[Dataset records on visual material]
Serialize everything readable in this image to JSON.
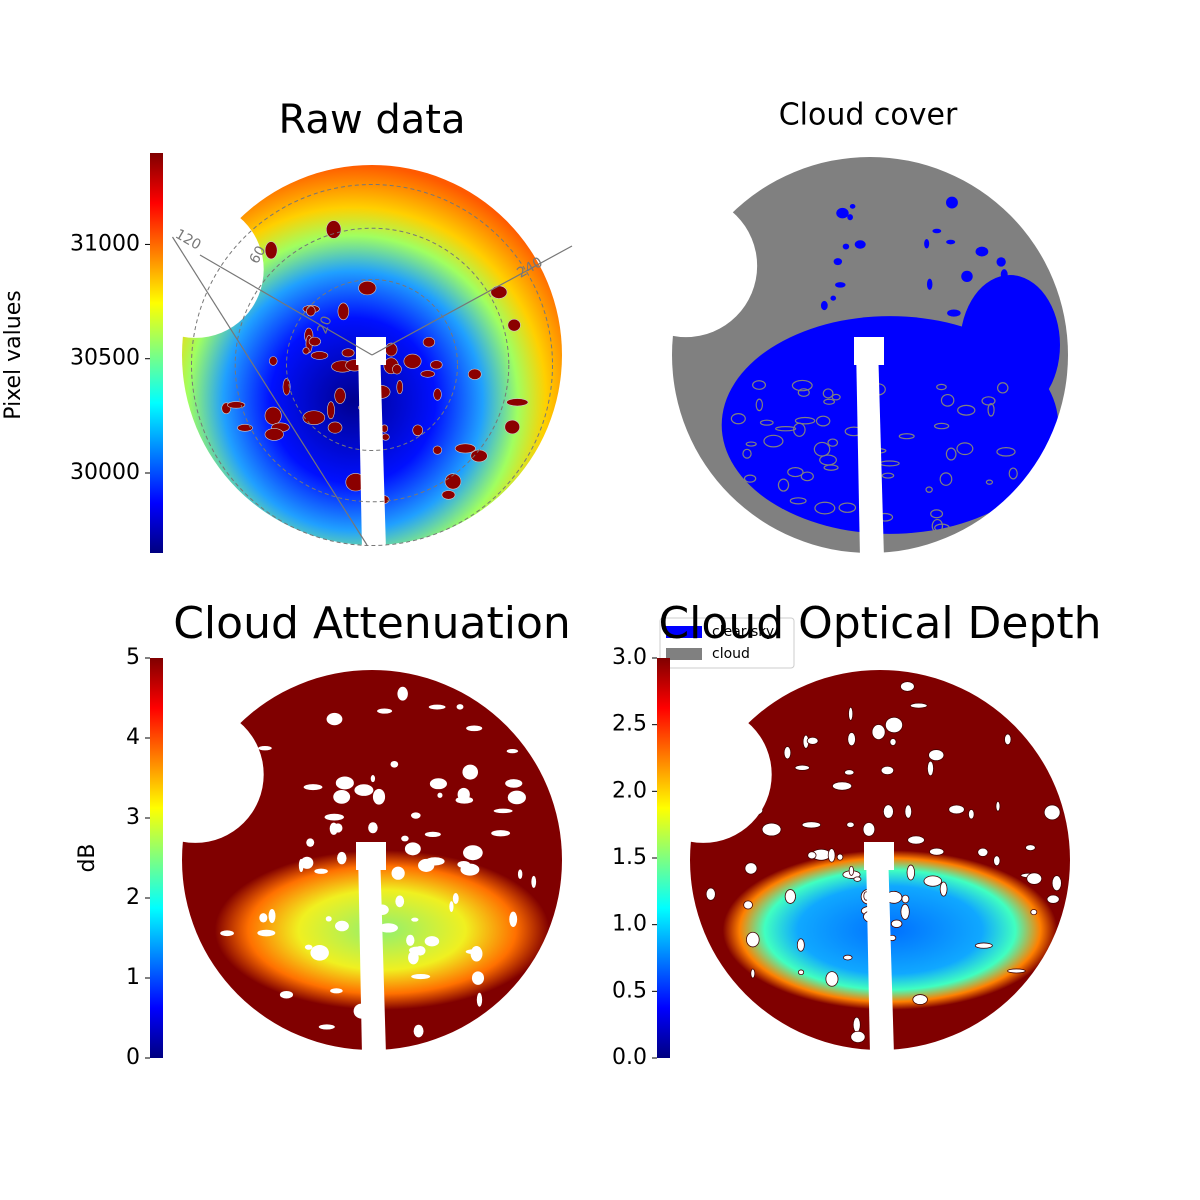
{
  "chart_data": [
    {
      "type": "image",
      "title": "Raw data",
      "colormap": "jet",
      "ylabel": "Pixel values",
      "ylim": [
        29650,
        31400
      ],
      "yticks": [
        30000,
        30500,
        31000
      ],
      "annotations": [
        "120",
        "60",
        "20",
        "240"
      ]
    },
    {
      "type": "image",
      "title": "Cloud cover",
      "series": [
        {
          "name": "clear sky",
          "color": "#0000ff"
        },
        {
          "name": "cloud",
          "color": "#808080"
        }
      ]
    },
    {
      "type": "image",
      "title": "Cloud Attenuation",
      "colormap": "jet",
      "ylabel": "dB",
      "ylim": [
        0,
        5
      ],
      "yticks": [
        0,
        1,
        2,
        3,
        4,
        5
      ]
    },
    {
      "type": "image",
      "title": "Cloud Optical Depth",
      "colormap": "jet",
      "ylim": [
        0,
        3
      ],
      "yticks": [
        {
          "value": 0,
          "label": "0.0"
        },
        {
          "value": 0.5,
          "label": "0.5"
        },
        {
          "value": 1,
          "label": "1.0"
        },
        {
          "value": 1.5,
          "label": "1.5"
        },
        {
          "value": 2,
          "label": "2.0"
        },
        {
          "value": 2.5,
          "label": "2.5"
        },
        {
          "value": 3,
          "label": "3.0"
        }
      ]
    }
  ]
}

**Exercise directions**
From the material above, reproduce everything verbatim except the pictures.

**Response for this exercise**
Serialize everything readable in this image to JSON.
{
  "chart_data": [
    {
      "type": "image",
      "title": "Raw data",
      "colormap": "jet",
      "ylabel": "Pixel values",
      "ylim": [
        29650,
        31400
      ],
      "yticks": [
        30000,
        30500,
        31000
      ],
      "annotations": [
        "120",
        "60",
        "20",
        "240"
      ]
    },
    {
      "type": "image",
      "title": "Cloud cover",
      "series": [
        {
          "name": "clear sky",
          "color": "#0000ff"
        },
        {
          "name": "cloud",
          "color": "#808080"
        }
      ]
    },
    {
      "type": "image",
      "title": "Cloud Attenuation",
      "colormap": "jet",
      "ylabel": "dB",
      "ylim": [
        0,
        5
      ],
      "yticks": [
        0,
        1,
        2,
        3,
        4,
        5
      ]
    },
    {
      "type": "image",
      "title": "Cloud Optical Depth",
      "colormap": "jet",
      "ylim": [
        0,
        3
      ],
      "yticks": [
        {
          "value": 0,
          "label": "0.0"
        },
        {
          "value": 0.5,
          "label": "0.5"
        },
        {
          "value": 1,
          "label": "1.0"
        },
        {
          "value": 1.5,
          "label": "1.5"
        },
        {
          "value": 2,
          "label": "2.0"
        },
        {
          "value": 2.5,
          "label": "2.5"
        },
        {
          "value": 3,
          "label": "3.0"
        }
      ]
    }
  ]
}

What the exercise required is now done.